» BRIEF
Return every record below exactly as written, omitting any pictures.

## START

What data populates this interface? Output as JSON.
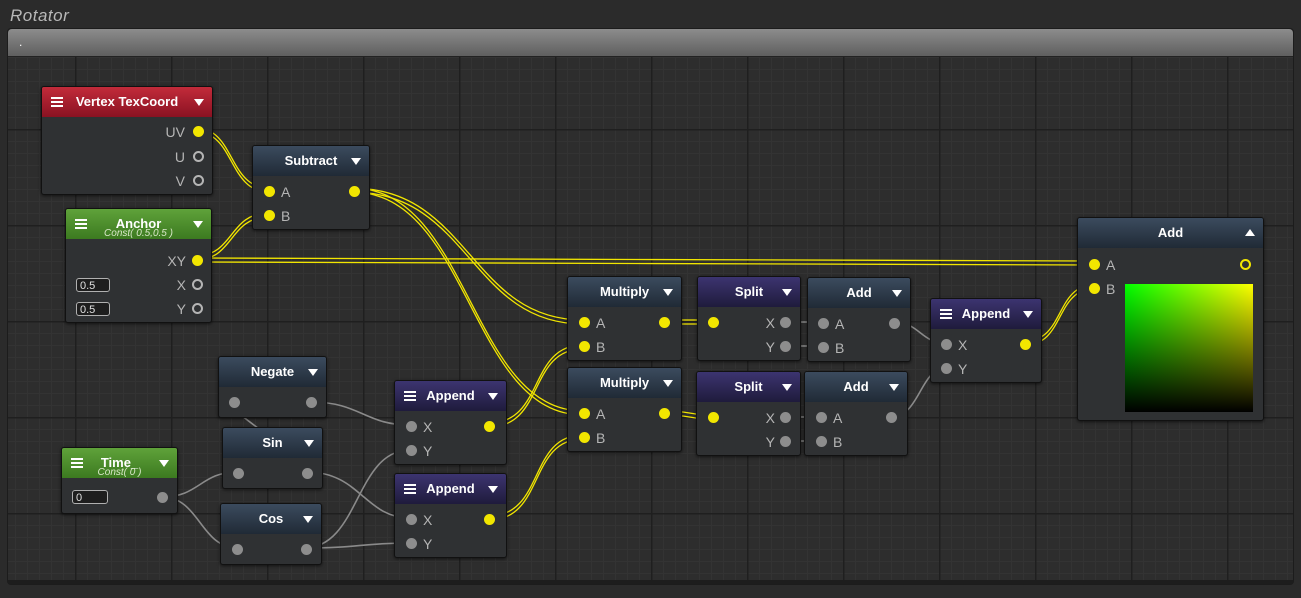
{
  "window": {
    "title": "Rotator",
    "header_text": "."
  },
  "colors": {
    "wire": "#f2e600",
    "wire_inactive": "#8a8a8a",
    "port_active": "#f2e600",
    "port_inactive": "#8d8d8d"
  },
  "nodes": {
    "vertex_texcoord": {
      "title": "Vertex TexCoord",
      "ports": [
        "UV",
        "U",
        "V"
      ]
    },
    "anchor": {
      "title": "Anchor",
      "subtitle": "Const( 0.5,0.5 )",
      "ports": [
        "XY",
        "X",
        "Y"
      ],
      "x_value": "0.5",
      "y_value": "0.5"
    },
    "time": {
      "title": "Time_",
      "subtitle": "Const( 0 )",
      "value": "0"
    },
    "subtract": {
      "title": "Subtract",
      "ports": [
        "A",
        "B"
      ]
    },
    "negate": {
      "title": "Negate"
    },
    "sin": {
      "title": "Sin"
    },
    "cos": {
      "title": "Cos"
    },
    "append_1": {
      "title": "Append",
      "ports": [
        "X",
        "Y"
      ]
    },
    "append_2": {
      "title": "Append",
      "ports": [
        "X",
        "Y"
      ]
    },
    "multiply_1": {
      "title": "Multiply",
      "ports": [
        "A",
        "B"
      ]
    },
    "multiply_2": {
      "title": "Multiply",
      "ports": [
        "A",
        "B"
      ]
    },
    "split_1": {
      "title": "Split",
      "ports": [
        "X",
        "Y"
      ]
    },
    "split_2": {
      "title": "Split",
      "ports": [
        "X",
        "Y"
      ]
    },
    "add_1": {
      "title": "Add",
      "ports": [
        "A",
        "B"
      ]
    },
    "add_2": {
      "title": "Add",
      "ports": [
        "A",
        "B"
      ]
    },
    "append_3": {
      "title": "Append",
      "ports": [
        "X",
        "Y"
      ]
    },
    "add_out": {
      "title": "Add",
      "ports": [
        "A",
        "B"
      ]
    }
  }
}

## END

» CORRECT OUTPUT
What data populates this interface? Output as JSON.
{
  "window": {
    "title": "Rotator",
    "header_text": "."
  },
  "colors": {
    "wire": "#f2e600",
    "wire_inactive": "#8a8a8a",
    "port_active": "#f2e600",
    "port_inactive": "#8d8d8d"
  },
  "nodes": {
    "vertex_texcoord": {
      "title": "Vertex TexCoord",
      "ports": [
        "UV",
        "U",
        "V"
      ]
    },
    "anchor": {
      "title": "Anchor",
      "subtitle": "Const( 0.5,0.5 )",
      "ports": [
        "XY",
        "X",
        "Y"
      ],
      "x_value": "0.5",
      "y_value": "0.5"
    },
    "time": {
      "title": "Time_",
      "subtitle": "Const( 0 )",
      "value": "0"
    },
    "subtract": {
      "title": "Subtract",
      "ports": [
        "A",
        "B"
      ]
    },
    "negate": {
      "title": "Negate"
    },
    "sin": {
      "title": "Sin"
    },
    "cos": {
      "title": "Cos"
    },
    "append_1": {
      "title": "Append",
      "ports": [
        "X",
        "Y"
      ]
    },
    "append_2": {
      "title": "Append",
      "ports": [
        "X",
        "Y"
      ]
    },
    "multiply_1": {
      "title": "Multiply",
      "ports": [
        "A",
        "B"
      ]
    },
    "multiply_2": {
      "title": "Multiply",
      "ports": [
        "A",
        "B"
      ]
    },
    "split_1": {
      "title": "Split",
      "ports": [
        "X",
        "Y"
      ]
    },
    "split_2": {
      "title": "Split",
      "ports": [
        "X",
        "Y"
      ]
    },
    "add_1": {
      "title": "Add",
      "ports": [
        "A",
        "B"
      ]
    },
    "add_2": {
      "title": "Add",
      "ports": [
        "A",
        "B"
      ]
    },
    "append_3": {
      "title": "Append",
      "ports": [
        "X",
        "Y"
      ]
    },
    "add_out": {
      "title": "Add",
      "ports": [
        "A",
        "B"
      ]
    }
  }
}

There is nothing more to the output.